- Task 1: In the passage about the bomber Mi Amigo, who operated the ball turret?
- Task 2: Carry on the passage about the Mi Amigo and its crew, picking up after its final sentence and keeping its tone.

The aircraft was Mi Amigo - Spanish for 'my friend' - flying with the 364th Bomb Squadron of the 305th Bomb Group, based at RAF Chelveston in Northamptonshire. On the morning of 22 February she had set out for a raid over Aalborg in occupied Denmark and had been mauled by Luftwaffe fighters. The men trying to bring her home that afternoon were nearly all in their early twenties. First Lieutenant John Kriegshauser, 23, was the pilot. Second Lieutenant Lyle Curtis was co-pilot. Second Lieutenant John Whicker Humphrey navigated. Second Lieutenant Melchor Hernandez was the bombardier. Staff Sergeant Harry Estabrooks was flight engineer and top turret gunner. Staff Sergeant Robert Mayfield handled radio and photography. Sergeant Charles Tuttle worked the ball turret, slung beneath the belly of the plane. Sergeants Vito Ambrosio and George Malcolm Williams were the waist gunners. Sergeant Maurice Robbins was in the tail. Ten young men, ten names. The pilot would later receive a posthumous Distinguished Flying Cross.

- Source material:
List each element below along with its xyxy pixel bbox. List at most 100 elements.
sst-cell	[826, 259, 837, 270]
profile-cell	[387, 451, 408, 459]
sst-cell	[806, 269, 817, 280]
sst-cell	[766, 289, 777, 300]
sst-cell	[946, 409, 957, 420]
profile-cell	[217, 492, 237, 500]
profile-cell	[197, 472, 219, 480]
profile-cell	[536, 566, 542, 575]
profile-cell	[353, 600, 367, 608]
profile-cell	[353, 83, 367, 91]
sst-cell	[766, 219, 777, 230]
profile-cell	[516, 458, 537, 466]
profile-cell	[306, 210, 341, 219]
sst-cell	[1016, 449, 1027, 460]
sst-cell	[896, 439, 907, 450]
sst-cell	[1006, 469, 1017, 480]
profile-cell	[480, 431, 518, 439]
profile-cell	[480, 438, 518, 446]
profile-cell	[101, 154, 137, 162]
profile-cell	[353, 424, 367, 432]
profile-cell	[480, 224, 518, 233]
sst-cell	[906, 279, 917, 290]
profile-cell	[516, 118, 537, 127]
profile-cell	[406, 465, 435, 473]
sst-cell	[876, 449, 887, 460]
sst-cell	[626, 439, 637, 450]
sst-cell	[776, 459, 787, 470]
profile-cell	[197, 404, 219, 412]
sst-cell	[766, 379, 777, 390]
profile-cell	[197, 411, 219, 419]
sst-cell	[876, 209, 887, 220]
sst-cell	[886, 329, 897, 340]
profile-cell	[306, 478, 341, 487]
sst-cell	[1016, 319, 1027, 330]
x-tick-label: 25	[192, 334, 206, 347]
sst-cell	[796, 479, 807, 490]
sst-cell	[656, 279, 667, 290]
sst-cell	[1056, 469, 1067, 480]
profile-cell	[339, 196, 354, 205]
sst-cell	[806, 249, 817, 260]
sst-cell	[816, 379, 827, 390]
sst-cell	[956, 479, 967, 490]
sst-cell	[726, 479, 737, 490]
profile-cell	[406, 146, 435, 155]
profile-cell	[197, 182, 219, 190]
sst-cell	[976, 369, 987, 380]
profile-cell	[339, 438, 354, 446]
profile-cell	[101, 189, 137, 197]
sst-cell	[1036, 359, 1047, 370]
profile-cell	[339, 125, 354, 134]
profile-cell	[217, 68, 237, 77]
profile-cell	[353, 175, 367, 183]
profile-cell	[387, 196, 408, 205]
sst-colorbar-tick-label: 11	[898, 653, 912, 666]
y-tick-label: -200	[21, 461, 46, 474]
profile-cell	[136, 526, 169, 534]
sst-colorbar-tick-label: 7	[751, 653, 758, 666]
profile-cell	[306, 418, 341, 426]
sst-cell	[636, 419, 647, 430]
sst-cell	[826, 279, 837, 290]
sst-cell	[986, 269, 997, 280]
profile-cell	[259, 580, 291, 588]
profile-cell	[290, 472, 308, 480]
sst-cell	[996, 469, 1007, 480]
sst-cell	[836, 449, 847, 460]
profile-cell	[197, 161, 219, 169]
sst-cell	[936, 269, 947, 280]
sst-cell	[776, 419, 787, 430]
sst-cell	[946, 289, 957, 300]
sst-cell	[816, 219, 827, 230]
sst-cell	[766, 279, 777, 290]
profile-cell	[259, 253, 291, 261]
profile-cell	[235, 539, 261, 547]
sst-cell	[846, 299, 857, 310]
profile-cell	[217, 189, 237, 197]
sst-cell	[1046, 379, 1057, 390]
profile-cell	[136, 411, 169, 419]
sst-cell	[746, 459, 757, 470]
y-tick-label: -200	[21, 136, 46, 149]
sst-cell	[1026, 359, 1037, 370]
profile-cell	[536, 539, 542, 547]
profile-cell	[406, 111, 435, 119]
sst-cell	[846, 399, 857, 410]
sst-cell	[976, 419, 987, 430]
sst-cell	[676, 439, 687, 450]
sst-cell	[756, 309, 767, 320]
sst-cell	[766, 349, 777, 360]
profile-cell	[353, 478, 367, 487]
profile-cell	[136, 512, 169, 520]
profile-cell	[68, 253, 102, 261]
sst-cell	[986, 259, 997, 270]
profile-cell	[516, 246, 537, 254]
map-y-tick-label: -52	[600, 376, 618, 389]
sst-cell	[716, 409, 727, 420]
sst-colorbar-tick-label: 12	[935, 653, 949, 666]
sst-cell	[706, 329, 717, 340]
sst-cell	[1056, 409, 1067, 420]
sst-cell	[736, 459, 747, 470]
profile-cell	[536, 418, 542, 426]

- Reply 1: Sergeant Charles Tuttle.

- Reply 2:
The Last Minute

What happened in the final seconds has been told many ways. The popular Sheffield version - the one that crystallised in the city's memory and that Tony Foulds carried with him for most of his life - is that the crew saw the children in the open meadow of the park and steered away to spare them, choosing the wooded hillside instead. Modern researchers, working from squadron records and the few surviving witness statements, have suggested the picture was more complicated: Mi Amigo was badly damaged, control was failing, the crew may have been trying simply to ride her down. Either way, what mattered was visible from the path: the plane could have come down in the meadow where the children were playing and did not. Twelve trees had to be cut down on the ridge after the crash. Some of the surviving trees still carry burn marks on their upper branches, visible in winter when the leaves are gone.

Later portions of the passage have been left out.